OBJECTIVE: Note how many lines include the word "plaiſir", and give that number by itself.

-- BEGIN DATASET ROWS --

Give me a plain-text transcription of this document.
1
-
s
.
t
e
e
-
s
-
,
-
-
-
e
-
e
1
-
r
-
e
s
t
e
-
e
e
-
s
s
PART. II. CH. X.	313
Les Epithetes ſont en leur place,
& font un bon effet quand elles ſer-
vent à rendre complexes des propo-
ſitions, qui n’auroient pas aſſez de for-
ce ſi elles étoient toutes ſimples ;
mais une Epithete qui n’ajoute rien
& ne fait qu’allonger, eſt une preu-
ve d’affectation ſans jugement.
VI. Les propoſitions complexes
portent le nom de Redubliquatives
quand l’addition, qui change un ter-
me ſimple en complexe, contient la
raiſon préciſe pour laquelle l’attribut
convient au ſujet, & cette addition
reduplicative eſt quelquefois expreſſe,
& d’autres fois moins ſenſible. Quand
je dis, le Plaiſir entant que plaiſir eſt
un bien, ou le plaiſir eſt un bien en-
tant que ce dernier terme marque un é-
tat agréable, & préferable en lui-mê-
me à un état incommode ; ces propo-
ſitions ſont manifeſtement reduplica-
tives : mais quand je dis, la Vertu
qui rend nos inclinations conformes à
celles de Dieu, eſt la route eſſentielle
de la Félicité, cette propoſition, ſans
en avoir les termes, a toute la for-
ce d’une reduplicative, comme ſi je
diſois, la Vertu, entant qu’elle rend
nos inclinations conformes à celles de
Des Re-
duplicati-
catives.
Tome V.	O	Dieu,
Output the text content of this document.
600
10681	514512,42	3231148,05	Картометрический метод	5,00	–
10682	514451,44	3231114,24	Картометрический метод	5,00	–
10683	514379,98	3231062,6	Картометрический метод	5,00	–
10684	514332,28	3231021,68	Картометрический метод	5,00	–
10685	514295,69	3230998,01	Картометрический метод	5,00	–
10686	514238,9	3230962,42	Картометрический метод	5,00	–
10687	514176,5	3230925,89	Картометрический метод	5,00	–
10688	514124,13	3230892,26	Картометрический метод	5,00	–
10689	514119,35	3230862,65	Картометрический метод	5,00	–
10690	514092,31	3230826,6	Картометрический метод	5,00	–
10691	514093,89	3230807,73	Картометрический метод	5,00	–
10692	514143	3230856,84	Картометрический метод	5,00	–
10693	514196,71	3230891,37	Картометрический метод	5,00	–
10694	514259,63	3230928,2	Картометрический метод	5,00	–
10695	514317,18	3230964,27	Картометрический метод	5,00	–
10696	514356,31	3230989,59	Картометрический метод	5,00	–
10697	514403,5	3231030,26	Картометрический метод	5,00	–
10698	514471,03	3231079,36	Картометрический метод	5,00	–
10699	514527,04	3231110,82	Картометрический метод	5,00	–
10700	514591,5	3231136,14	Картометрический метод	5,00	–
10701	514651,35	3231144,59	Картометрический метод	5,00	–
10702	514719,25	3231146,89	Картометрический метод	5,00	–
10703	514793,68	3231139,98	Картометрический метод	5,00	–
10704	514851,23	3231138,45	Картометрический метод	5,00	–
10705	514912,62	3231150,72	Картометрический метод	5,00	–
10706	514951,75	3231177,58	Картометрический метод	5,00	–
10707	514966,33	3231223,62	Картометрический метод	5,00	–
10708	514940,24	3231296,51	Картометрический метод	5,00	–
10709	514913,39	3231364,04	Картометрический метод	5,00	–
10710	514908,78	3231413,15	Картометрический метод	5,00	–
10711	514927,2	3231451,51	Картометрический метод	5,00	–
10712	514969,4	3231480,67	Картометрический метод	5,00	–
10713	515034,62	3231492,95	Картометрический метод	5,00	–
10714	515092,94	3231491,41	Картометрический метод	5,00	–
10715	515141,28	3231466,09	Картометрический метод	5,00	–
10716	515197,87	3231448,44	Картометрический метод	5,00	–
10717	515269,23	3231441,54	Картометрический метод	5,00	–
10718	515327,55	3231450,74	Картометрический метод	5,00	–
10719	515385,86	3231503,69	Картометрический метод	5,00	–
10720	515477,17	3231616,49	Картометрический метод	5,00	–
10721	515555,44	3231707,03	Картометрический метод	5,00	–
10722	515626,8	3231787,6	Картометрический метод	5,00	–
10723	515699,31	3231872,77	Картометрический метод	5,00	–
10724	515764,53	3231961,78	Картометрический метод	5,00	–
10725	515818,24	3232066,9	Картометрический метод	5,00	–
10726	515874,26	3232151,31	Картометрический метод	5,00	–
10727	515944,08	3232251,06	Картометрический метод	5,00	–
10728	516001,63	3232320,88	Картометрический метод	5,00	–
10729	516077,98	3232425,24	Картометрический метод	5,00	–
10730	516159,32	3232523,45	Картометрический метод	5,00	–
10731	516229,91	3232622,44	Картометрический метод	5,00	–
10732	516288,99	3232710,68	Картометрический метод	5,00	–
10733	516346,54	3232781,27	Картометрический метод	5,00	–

-- END DATASET ROWS --

FULL ANSWER: 2